## Start

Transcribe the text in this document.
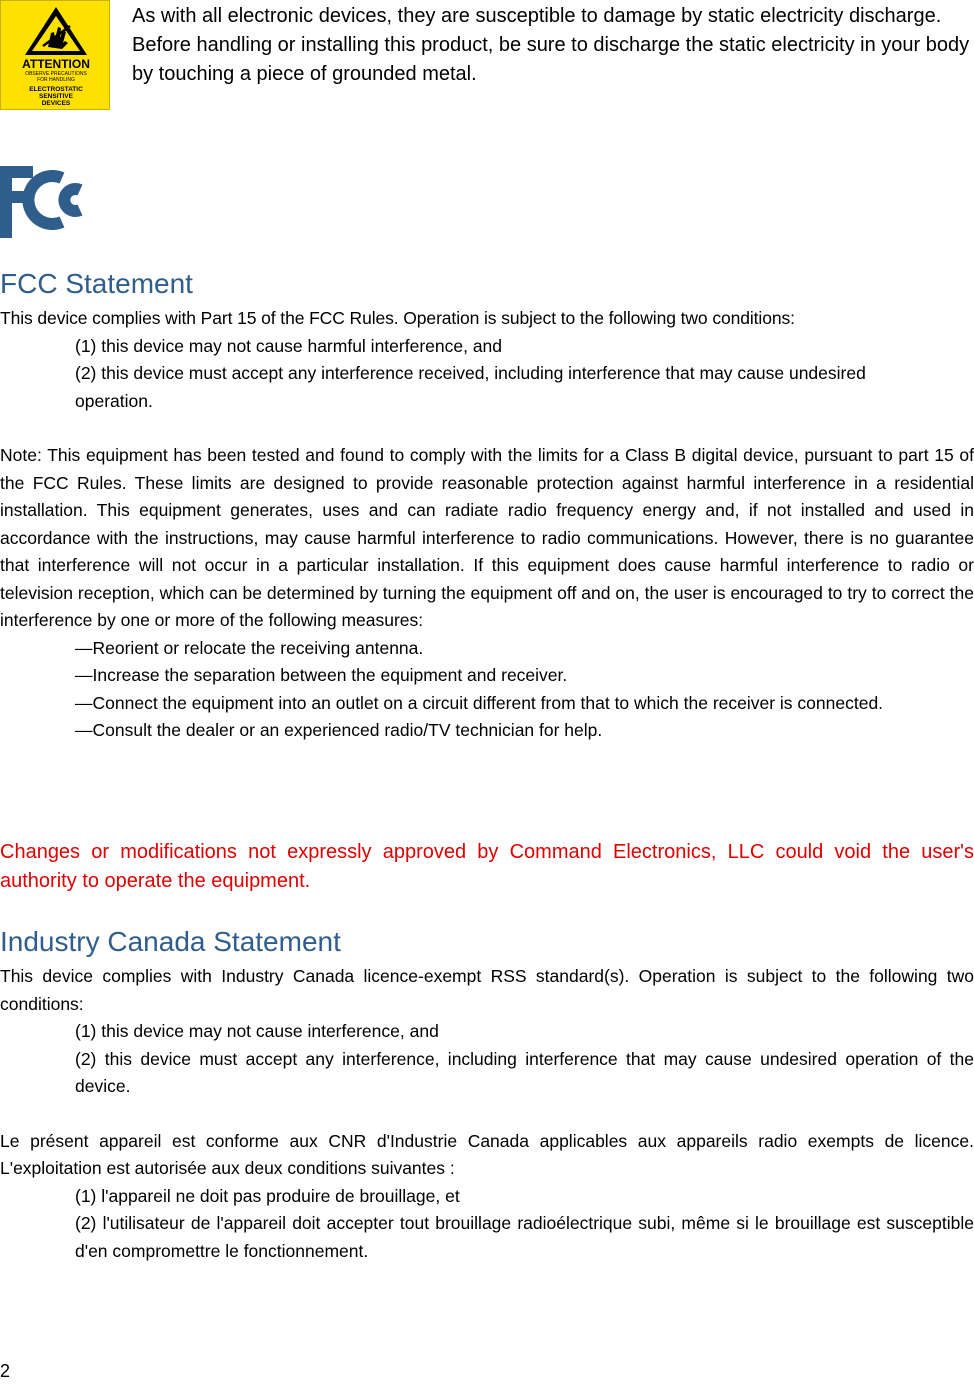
ATTENTION
OBSERVE PRECAUTIONS
FOR HANDLING
ELECTROSTATIC
SENSITIVE
DEVICES
As with all electronic devices, they are susceptible to damage by static electricity discharge. Before handling or installing this product, be sure to discharge the static electricity in your body by touching a piece of grounded metal.
FCC Statement
This device complies with Part 15 of the FCC Rules. Operation is subject to the following two conditions:
(1) this device may not cause harmful interference, and
(2) this device must accept any interference received, including interference that may cause undesired operation.
Note: This equipment has been tested and found to comply with the limits for a Class B digital device, pursuant to part 15 of the FCC Rules. These limits are designed to provide reasonable protection against harmful interference in a residential installation. This equipment generates, uses and can radiate radio frequency energy and, if not installed and used in accordance with the instructions, may cause harmful interference to radio communications. However, there is no guarantee that interference will not occur in a particular installation. If this equipment does cause harmful interference to radio or television reception, which can be determined by turning the equipment off and on, the user is encouraged to try to correct the interference by one or more of the following measures:
—Reorient or relocate the receiving antenna.
—Increase the separation between the equipment and receiver.
—Connect the equipment into an outlet on a circuit different from that to which the receiver is connected.
—Consult the dealer or an experienced radio/TV technician for help.
Changes or modifications not expressly approved by Command Electronics, LLC could void the user's authority to operate the equipment.
Industry Canada Statement
This device complies with Industry Canada licence-exempt RSS standard(s). Operation is subject to the following two conditions:
(1) this device may not cause interference, and
(2) this device must accept any interference, including interference that may cause undesired operation of the device.
Le présent appareil est conforme aux CNR d'Industrie Canada applicables aux appareils radio exempts de licence. L'exploitation est autorisée aux deux conditions suivantes :
(1) l'appareil ne doit pas produire de brouillage, et
(2) l'utilisateur de l'appareil doit accepter tout brouillage radioélectrique subi, même si le brouillage est susceptible d'en compromettre le fonctionnement.
2
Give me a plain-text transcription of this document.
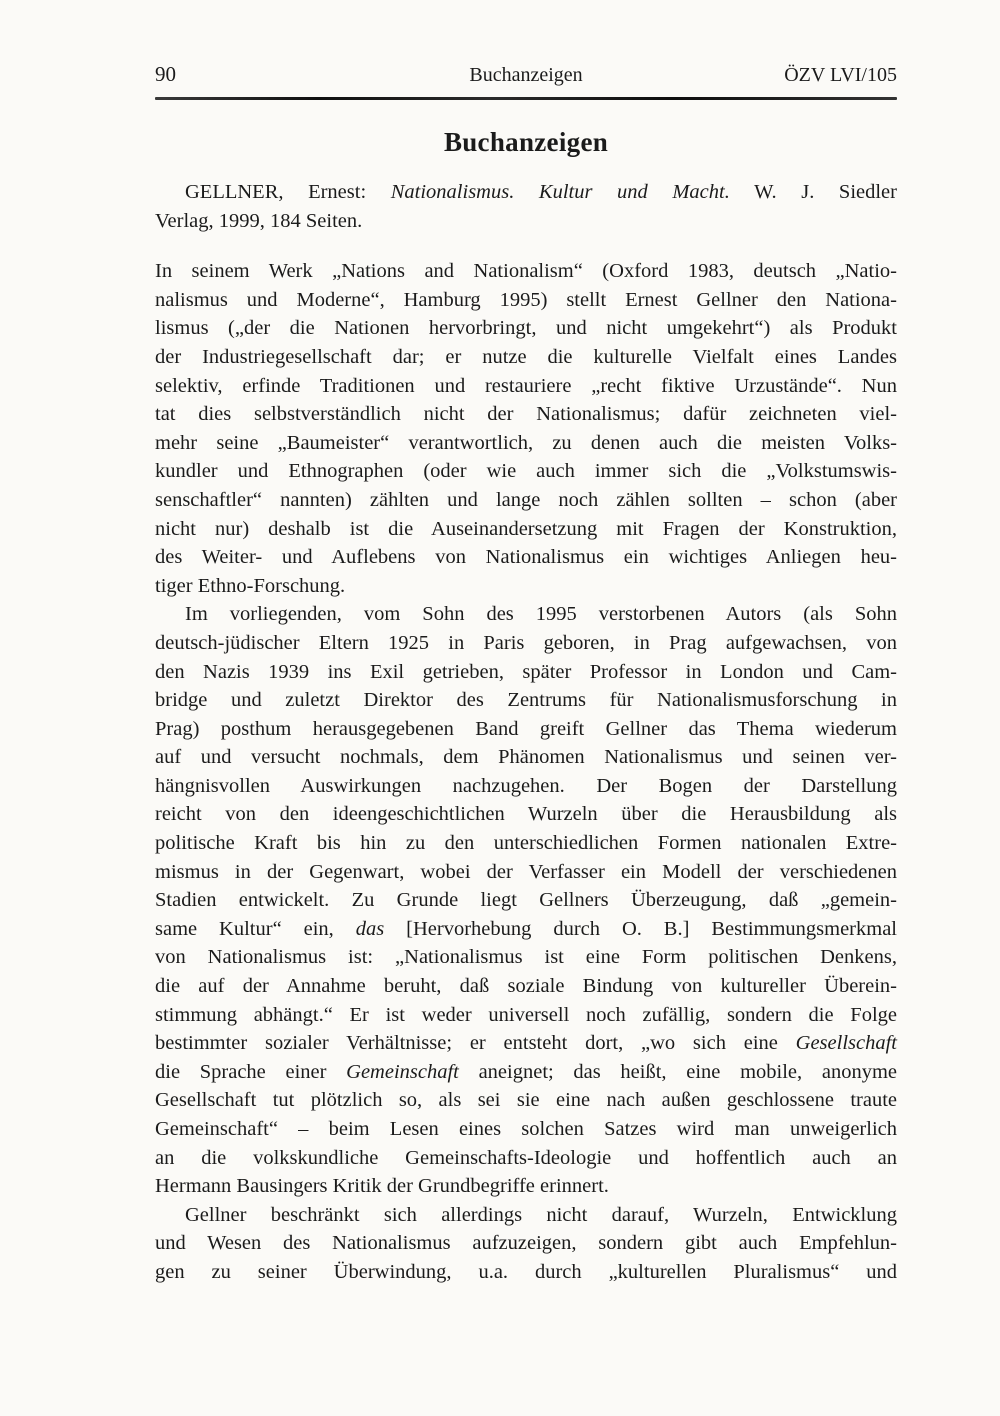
90	Buchanzeigen	ÖZV LVI/105
Buchanzeigen
GELLNER, Ernest: Nationalismus. Kultur und Macht. W. J. Siedler
Verlag, 1999, 184 Seiten.
In seinem Werk „Nations and Nationalism“ (Oxford 1983, deutsch „Natio-
nalismus und Moderne“, Hamburg 1995) stellt Ernest Gellner den Nationa-
lismus („der die Nationen hervorbringt, und nicht umgekehrt“) als Produkt
der Industriegesellschaft dar; er nutze die kulturelle Vielfalt eines Landes
selektiv, erfinde Traditionen und restauriere „recht fiktive Urzustände“. Nun
tat dies selbstverständlich nicht der Nationalismus; dafür zeichneten viel-
mehr seine „Baumeister“ verantwortlich, zu denen auch die meisten Volks-
kundler und Ethnographen (oder wie auch immer sich die „Volkstumswis-
senschaftler“ nannten) zählten und lange noch zählen sollten – schon (aber
nicht nur) deshalb ist die Auseinandersetzung mit Fragen der Konstruktion,
des Weiter- und Auflebens von Nationalismus ein wichtiges Anliegen heu-
tiger Ethno-Forschung.
Im vorliegenden, vom Sohn des 1995 verstorbenen Autors (als Sohn
deutsch-jüdischer Eltern 1925 in Paris geboren, in Prag aufgewachsen, von
den Nazis 1939 ins Exil getrieben, später Professor in London und Cam-
bridge und zuletzt Direktor des Zentrums für Nationalismusforschung in
Prag) posthum herausgegebenen Band greift Gellner das Thema wiederum
auf und versucht nochmals, dem Phänomen Nationalismus und seinen ver-
hängnisvollen Auswirkungen nachzugehen. Der Bogen der Darstellung
reicht von den ideengeschichtlichen Wurzeln über die Herausbildung als
politische Kraft bis hin zu den unterschiedlichen Formen nationalen Extre-
mismus in der Gegenwart, wobei der Verfasser ein Modell der verschiedenen
Stadien entwickelt. Zu Grunde liegt Gellners Überzeugung, daß „gemein-
same Kultur“ ein, das [Hervorhebung durch O. B.] Bestimmungsmerkmal
von Nationalismus ist: „Nationalismus ist eine Form politischen Denkens,
die auf der Annahme beruht, daß soziale Bindung von kultureller Überein-
stimmung abhängt.“ Er ist weder universell noch zufällig, sondern die Folge
bestimmter sozialer Verhältnisse; er entsteht dort, „wo sich eine Gesellschaft
die Sprache einer Gemeinschaft aneignet; das heißt, eine mobile, anonyme
Gesellschaft tut plötzlich so, als sei sie eine nach außen geschlossene traute
Gemeinschaft“ – beim Lesen eines solchen Satzes wird man unweigerlich
an die volkskundliche Gemeinschafts-Ideologie und hoffentlich auch an
Hermann Bausingers Kritik der Grundbegriffe erinnert.
Gellner beschränkt sich allerdings nicht darauf, Wurzeln, Entwicklung
und Wesen des Nationalismus aufzuzeigen, sondern gibt auch Empfehlun-
gen zu seiner Überwindung, u.a. durch „kulturellen Pluralismus“ und
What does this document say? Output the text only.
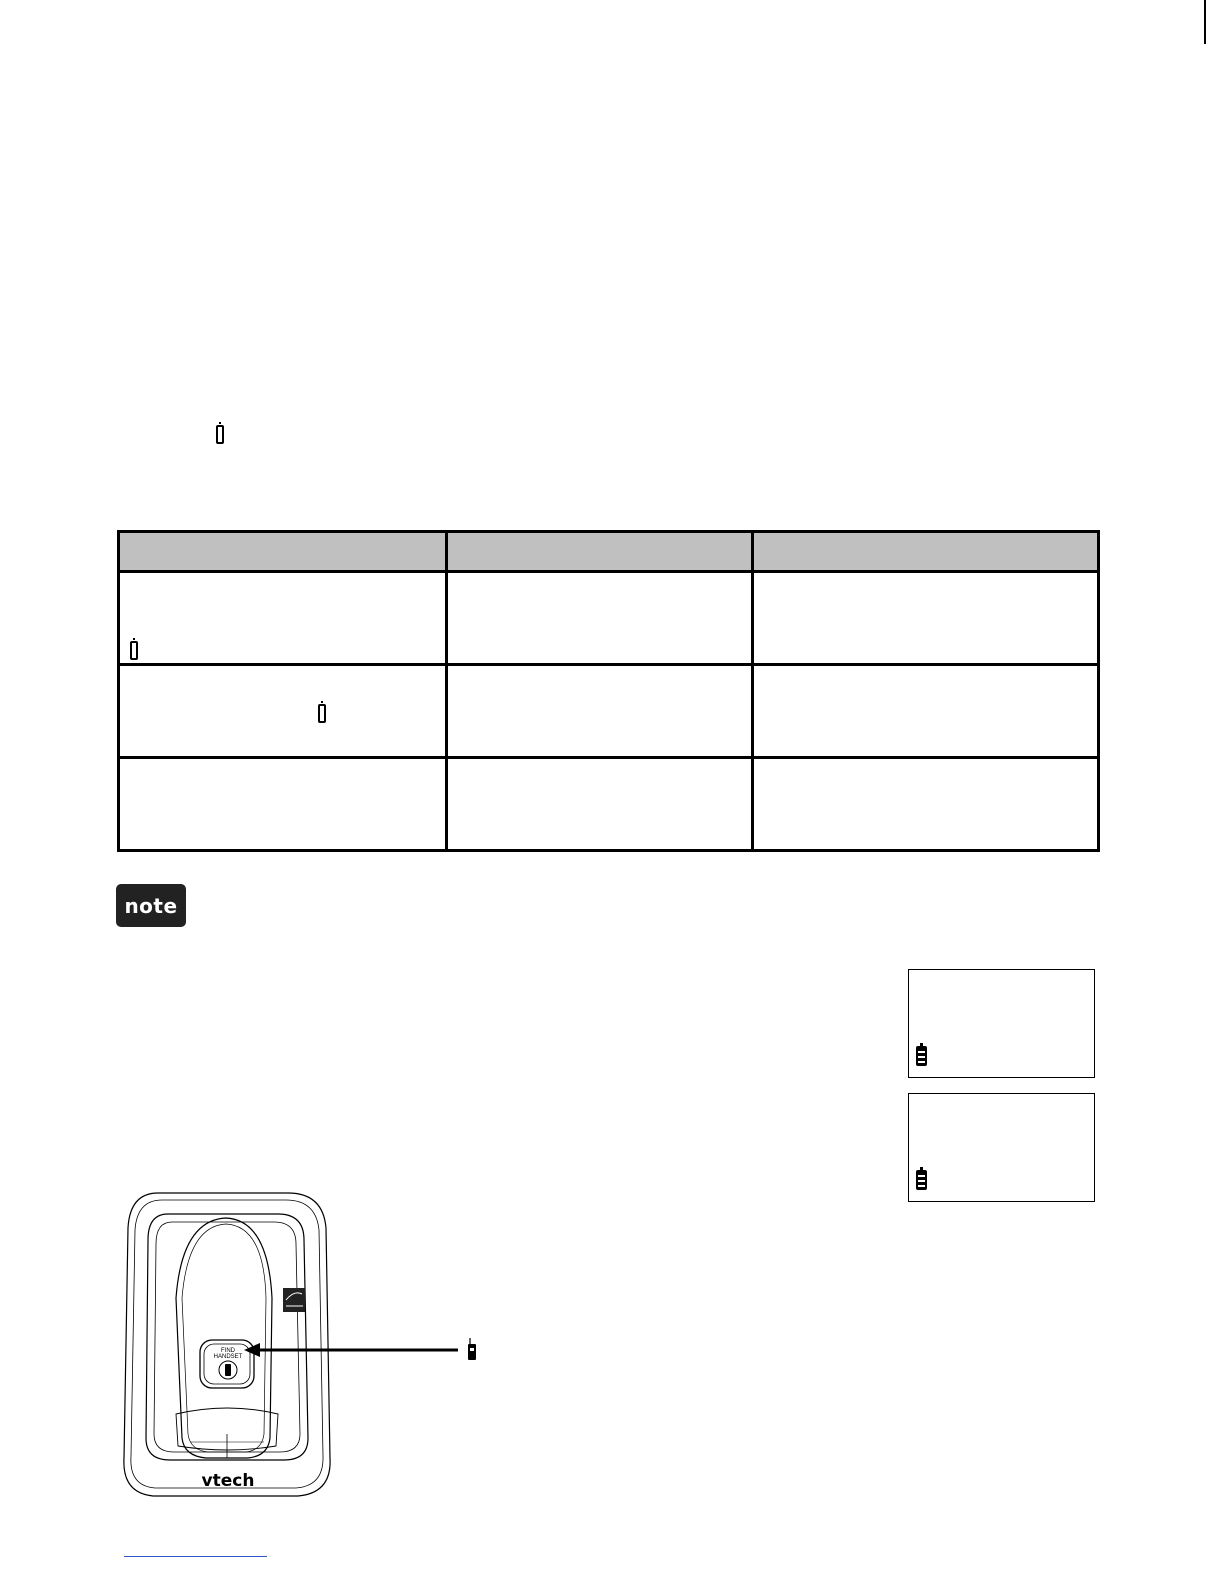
note
FIND
HANDSET
vtech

## End

> TASK DETAILS: Leave the pictures out and write out every entry exactly as given.

> TASK RESULT:
Transcribe the text in this document.
ATTENTION
OBSERVE PRECAUTIONS
FOR HANDLING
ELECTROSTATIC
SENSITIVE
DEVICES
As with all electronic devices, they are susceptible to damage by static electricity discharge. Before handling or installing this product, be sure to discharge the static electricity in your body by touching a piece of grounded metal.
FCC Statement
This device complies with Part 15 of the FCC Rules. Operation is subject to the following two conditions:
(1) this device may not cause harmful interference, and
(2) this device must accept any interference received, including interference that may cause undesired operation.
Note: This equipment has been tested and found to comply with the limits for a Class B digital device, pursuant to part 15 of the FCC Rules. These limits are designed to provide reasonable protection against harmful interference in a residential installation. This equipment generates, uses and can radiate radio frequency energy and, if not installed and used in accordance with the instructions, may cause harmful interference to radio communications. However, there is no guarantee that interference will not occur in a particular installation. If this equipment does cause harmful interference to radio or television reception, which can be determined by turning the equipment off and on, the user is encouraged to try to correct the interference by one or more of the following measures:
—Reorient or relocate the receiving antenna.
—Increase the separation between the equipment and receiver.
—Connect the equipment into an outlet on a circuit different from that to which the receiver is connected.
—Consult the dealer or an experienced radio/TV technician for help.
Changes or modifications not expressly approved by Command Electronics, LLC could void the user's authority to operate the equipment.
Industry Canada Statement
This device complies with Industry Canada licence-exempt RSS standard(s). Operation is subject to the following two conditions:
(1) this device may not cause interference, and
(2) this device must accept any interference, including interference that may cause undesired operation of the device.
Le présent appareil est conforme aux CNR d'Industrie Canada applicables aux appareils radio exempts de licence. L'exploitation est autorisée aux deux conditions suivantes :
(1) l'appareil ne doit pas produire de brouillage, et
(2) l'utilisateur de l'appareil doit accepter tout brouillage radioélectrique subi, même si le brouillage est susceptible d'en compromettre le fonctionnement.
2
Give me a plain-text transcription of this document.
90	Buchanzeigen	ÖZV LVI/105
Buchanzeigen
GELLNER, Ernest: Nationalismus. Kultur und Macht. W. J. Siedler
Verlag, 1999, 184 Seiten.
In seinem Werk „Nations and Nationalism“ (Oxford 1983, deutsch „Natio-
nalismus und Moderne“, Hamburg 1995) stellt Ernest Gellner den Nationa-
lismus („der die Nationen hervorbringt, und nicht umgekehrt“) als Produkt
der Industriegesellschaft dar; er nutze die kulturelle Vielfalt eines Landes
selektiv, erfinde Traditionen und restauriere „recht fiktive Urzustände“. Nun
tat dies selbstverständlich nicht der Nationalismus; dafür zeichneten viel-
mehr seine „Baumeister“ verantwortlich, zu denen auch die meisten Volks-
kundler und Ethnographen (oder wie auch immer sich die „Volkstumswis-
senschaftler“ nannten) zählten und lange noch zählen sollten – schon (aber
nicht nur) deshalb ist die Auseinandersetzung mit Fragen der Konstruktion,
des Weiter- und Auflebens von Nationalismus ein wichtiges Anliegen heu-
tiger Ethno-Forschung.
Im vorliegenden, vom Sohn des 1995 verstorbenen Autors (als Sohn
deutsch-jüdischer Eltern 1925 in Paris geboren, in Prag aufgewachsen, von
den Nazis 1939 ins Exil getrieben, später Professor in London und Cam-
bridge und zuletzt Direktor des Zentrums für Nationalismusforschung in
Prag) posthum herausgegebenen Band greift Gellner das Thema wiederum
auf und versucht nochmals, dem Phänomen Nationalismus und seinen ver-
hängnisvollen Auswirkungen nachzugehen. Der Bogen der Darstellung
reicht von den ideengeschichtlichen Wurzeln über die Herausbildung als
politische Kraft bis hin zu den unterschiedlichen Formen nationalen Extre-
mismus in der Gegenwart, wobei der Verfasser ein Modell der verschiedenen
Stadien entwickelt. Zu Grunde liegt Gellners Überzeugung, daß „gemein-
same Kultur“ ein, das [Hervorhebung durch O. B.] Bestimmungsmerkmal
von Nationalismus ist: „Nationalismus ist eine Form politischen Denkens,
die auf der Annahme beruht, daß soziale Bindung von kultureller Überein-
stimmung abhängt.“ Er ist weder universell noch zufällig, sondern die Folge
bestimmter sozialer Verhältnisse; er entsteht dort, „wo sich eine Gesellschaft
die Sprache einer Gemeinschaft aneignet; das heißt, eine mobile, anonyme
Gesellschaft tut plötzlich so, als sei sie eine nach außen geschlossene traute
Gemeinschaft“ – beim Lesen eines solchen Satzes wird man unweigerlich
an die volkskundliche Gemeinschafts-Ideologie und hoffentlich auch an
Hermann Bausingers Kritik der Grundbegriffe erinnert.
Gellner beschränkt sich allerdings nicht darauf, Wurzeln, Entwicklung
und Wesen des Nationalismus aufzuzeigen, sondern gibt auch Empfehlun-
gen zu seiner Überwindung, u.a. durch „kulturellen Pluralismus“ und
What does this document say? Output the text only.
note
FIND
HANDSET
vtech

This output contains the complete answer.